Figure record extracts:
§
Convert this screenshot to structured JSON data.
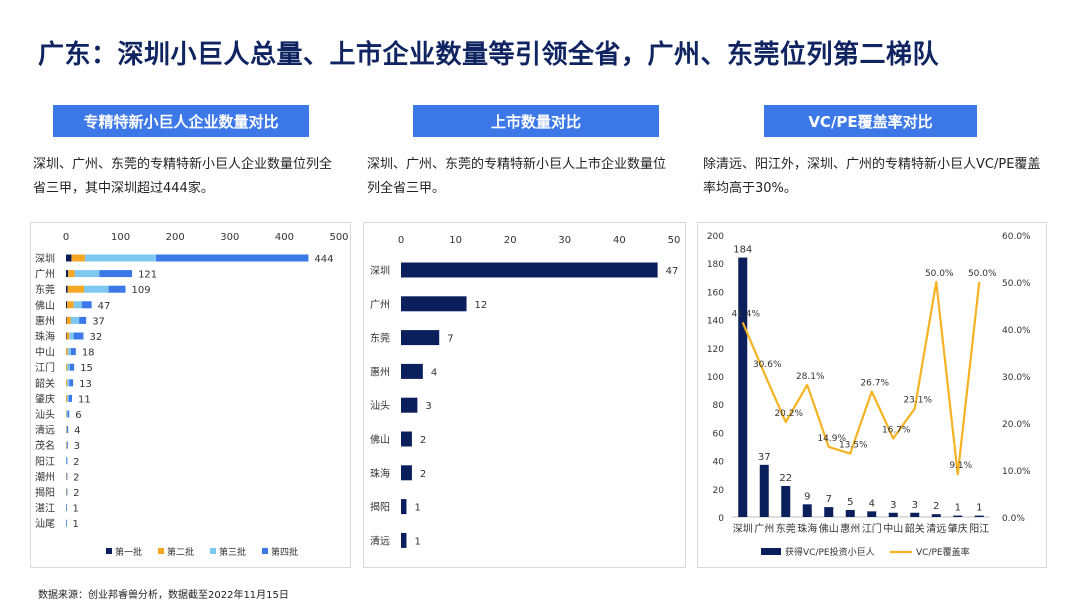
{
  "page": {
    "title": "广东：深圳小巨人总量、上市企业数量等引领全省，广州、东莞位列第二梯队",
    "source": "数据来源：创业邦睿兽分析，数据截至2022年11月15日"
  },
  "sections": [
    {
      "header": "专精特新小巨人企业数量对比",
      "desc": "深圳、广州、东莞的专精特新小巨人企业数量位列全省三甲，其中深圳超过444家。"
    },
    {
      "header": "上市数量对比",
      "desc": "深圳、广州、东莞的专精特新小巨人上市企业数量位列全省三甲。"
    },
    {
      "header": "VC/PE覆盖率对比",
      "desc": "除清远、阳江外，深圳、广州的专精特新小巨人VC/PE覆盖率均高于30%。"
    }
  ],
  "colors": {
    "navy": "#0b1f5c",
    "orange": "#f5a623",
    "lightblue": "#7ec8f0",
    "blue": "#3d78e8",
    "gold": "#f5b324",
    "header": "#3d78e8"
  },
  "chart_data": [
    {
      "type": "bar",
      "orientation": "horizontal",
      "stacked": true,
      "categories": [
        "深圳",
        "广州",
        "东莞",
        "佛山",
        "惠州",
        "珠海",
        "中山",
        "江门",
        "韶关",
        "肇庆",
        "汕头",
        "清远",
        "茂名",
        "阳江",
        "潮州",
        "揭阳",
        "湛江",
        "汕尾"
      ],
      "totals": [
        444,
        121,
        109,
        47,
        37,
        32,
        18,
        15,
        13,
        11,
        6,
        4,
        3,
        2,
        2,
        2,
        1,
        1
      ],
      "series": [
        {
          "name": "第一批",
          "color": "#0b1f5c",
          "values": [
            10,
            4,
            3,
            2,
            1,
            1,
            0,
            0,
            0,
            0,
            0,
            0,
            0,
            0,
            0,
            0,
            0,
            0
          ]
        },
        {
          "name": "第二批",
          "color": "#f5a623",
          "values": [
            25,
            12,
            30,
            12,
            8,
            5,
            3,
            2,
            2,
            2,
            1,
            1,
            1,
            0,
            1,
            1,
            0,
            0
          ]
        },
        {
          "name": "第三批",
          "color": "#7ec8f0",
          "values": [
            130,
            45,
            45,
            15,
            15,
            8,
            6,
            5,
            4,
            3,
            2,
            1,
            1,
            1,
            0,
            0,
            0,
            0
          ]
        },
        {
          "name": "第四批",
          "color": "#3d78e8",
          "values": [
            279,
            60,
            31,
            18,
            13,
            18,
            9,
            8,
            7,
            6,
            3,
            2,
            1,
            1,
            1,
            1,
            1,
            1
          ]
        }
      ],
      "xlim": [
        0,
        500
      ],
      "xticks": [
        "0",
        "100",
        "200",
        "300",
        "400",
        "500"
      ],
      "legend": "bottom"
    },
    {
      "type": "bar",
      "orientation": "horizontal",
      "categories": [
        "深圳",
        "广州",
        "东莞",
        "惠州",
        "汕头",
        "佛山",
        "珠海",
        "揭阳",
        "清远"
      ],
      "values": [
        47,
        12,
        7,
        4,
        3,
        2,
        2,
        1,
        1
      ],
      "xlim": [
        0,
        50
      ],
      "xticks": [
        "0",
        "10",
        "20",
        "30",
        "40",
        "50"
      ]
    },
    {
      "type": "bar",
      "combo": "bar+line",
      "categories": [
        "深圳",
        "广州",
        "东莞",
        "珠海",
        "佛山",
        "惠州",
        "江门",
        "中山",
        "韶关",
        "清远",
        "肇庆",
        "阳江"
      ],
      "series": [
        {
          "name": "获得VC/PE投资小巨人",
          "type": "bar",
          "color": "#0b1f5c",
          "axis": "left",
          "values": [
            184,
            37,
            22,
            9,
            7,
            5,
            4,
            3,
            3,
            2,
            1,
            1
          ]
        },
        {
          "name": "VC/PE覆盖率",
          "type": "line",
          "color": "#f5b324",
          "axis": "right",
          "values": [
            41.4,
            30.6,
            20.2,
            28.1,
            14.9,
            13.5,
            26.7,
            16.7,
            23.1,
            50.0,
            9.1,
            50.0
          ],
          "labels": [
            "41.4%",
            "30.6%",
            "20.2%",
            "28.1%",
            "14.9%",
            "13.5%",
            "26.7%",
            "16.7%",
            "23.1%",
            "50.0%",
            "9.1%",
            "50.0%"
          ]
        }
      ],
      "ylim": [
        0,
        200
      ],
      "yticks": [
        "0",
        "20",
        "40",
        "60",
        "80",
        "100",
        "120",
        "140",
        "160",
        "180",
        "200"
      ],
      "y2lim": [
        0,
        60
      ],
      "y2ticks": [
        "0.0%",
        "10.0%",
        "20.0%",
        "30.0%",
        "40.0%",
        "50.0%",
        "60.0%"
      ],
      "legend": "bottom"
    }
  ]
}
§
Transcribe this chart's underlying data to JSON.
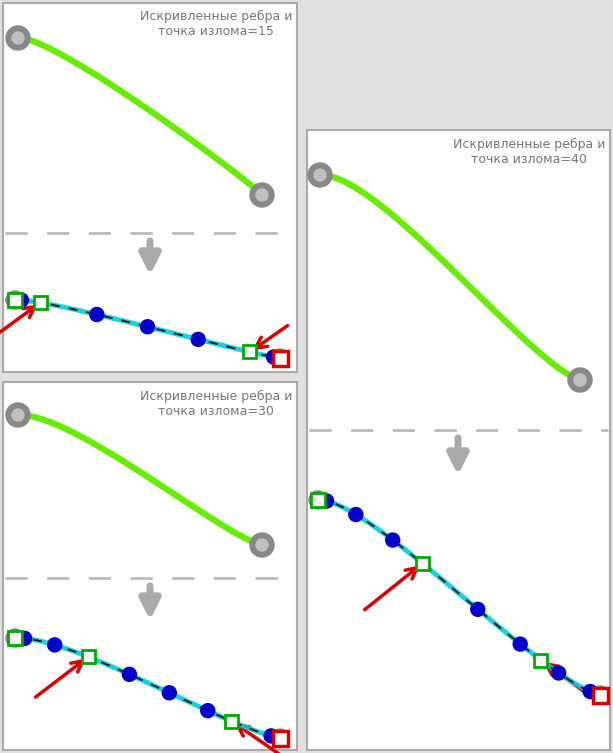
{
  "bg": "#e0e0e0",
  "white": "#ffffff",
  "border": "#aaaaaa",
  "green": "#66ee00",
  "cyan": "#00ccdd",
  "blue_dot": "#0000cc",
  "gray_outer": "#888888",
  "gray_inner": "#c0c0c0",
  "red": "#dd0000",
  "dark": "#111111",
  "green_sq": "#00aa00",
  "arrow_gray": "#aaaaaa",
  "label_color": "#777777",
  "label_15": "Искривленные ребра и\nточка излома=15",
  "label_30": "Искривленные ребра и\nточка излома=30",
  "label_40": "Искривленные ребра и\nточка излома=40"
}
§
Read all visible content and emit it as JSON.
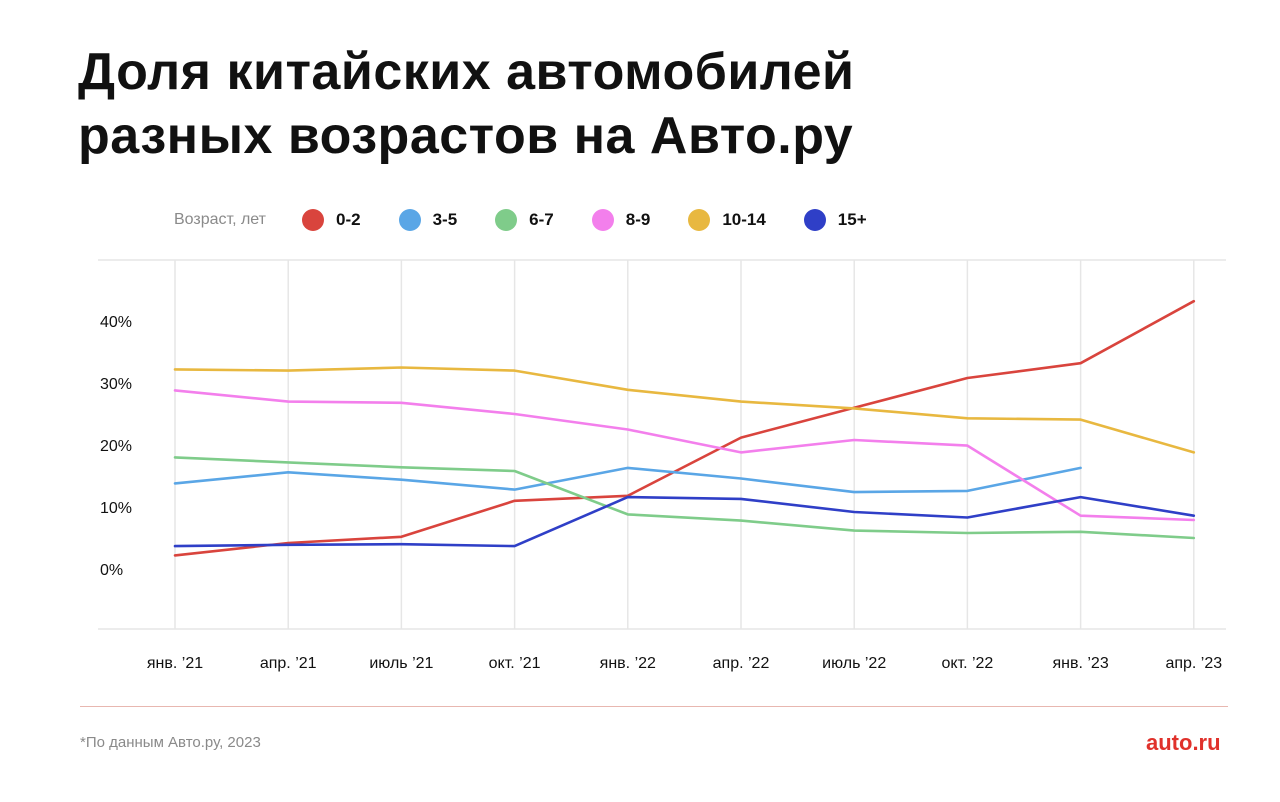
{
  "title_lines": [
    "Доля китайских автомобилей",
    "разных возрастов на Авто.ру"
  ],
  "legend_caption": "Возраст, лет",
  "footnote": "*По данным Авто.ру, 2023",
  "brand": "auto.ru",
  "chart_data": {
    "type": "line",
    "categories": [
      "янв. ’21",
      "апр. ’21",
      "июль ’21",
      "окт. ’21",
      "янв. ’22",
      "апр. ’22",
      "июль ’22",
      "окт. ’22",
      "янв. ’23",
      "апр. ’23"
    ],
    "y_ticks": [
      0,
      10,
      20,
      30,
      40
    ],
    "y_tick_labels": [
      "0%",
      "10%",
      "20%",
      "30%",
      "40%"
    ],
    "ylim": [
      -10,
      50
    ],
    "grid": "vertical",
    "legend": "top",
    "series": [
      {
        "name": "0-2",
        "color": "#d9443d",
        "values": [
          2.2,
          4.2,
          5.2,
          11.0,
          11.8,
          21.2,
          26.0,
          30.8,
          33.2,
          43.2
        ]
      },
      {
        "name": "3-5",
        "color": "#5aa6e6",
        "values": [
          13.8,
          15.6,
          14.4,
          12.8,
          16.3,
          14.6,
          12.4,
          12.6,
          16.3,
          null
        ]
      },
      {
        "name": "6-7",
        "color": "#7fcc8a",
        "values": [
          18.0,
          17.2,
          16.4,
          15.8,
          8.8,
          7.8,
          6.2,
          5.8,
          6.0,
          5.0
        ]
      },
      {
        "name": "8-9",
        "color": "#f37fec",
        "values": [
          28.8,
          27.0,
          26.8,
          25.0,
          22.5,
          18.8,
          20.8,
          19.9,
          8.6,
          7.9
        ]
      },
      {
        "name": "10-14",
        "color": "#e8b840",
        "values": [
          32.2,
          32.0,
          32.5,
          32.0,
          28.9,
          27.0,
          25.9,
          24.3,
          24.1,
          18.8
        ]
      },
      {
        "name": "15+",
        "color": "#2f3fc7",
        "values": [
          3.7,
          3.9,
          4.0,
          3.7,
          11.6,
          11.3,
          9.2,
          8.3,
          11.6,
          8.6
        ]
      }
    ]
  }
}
§
The word "излома" may turn up on some lines of these records; say how many, with no other words.

3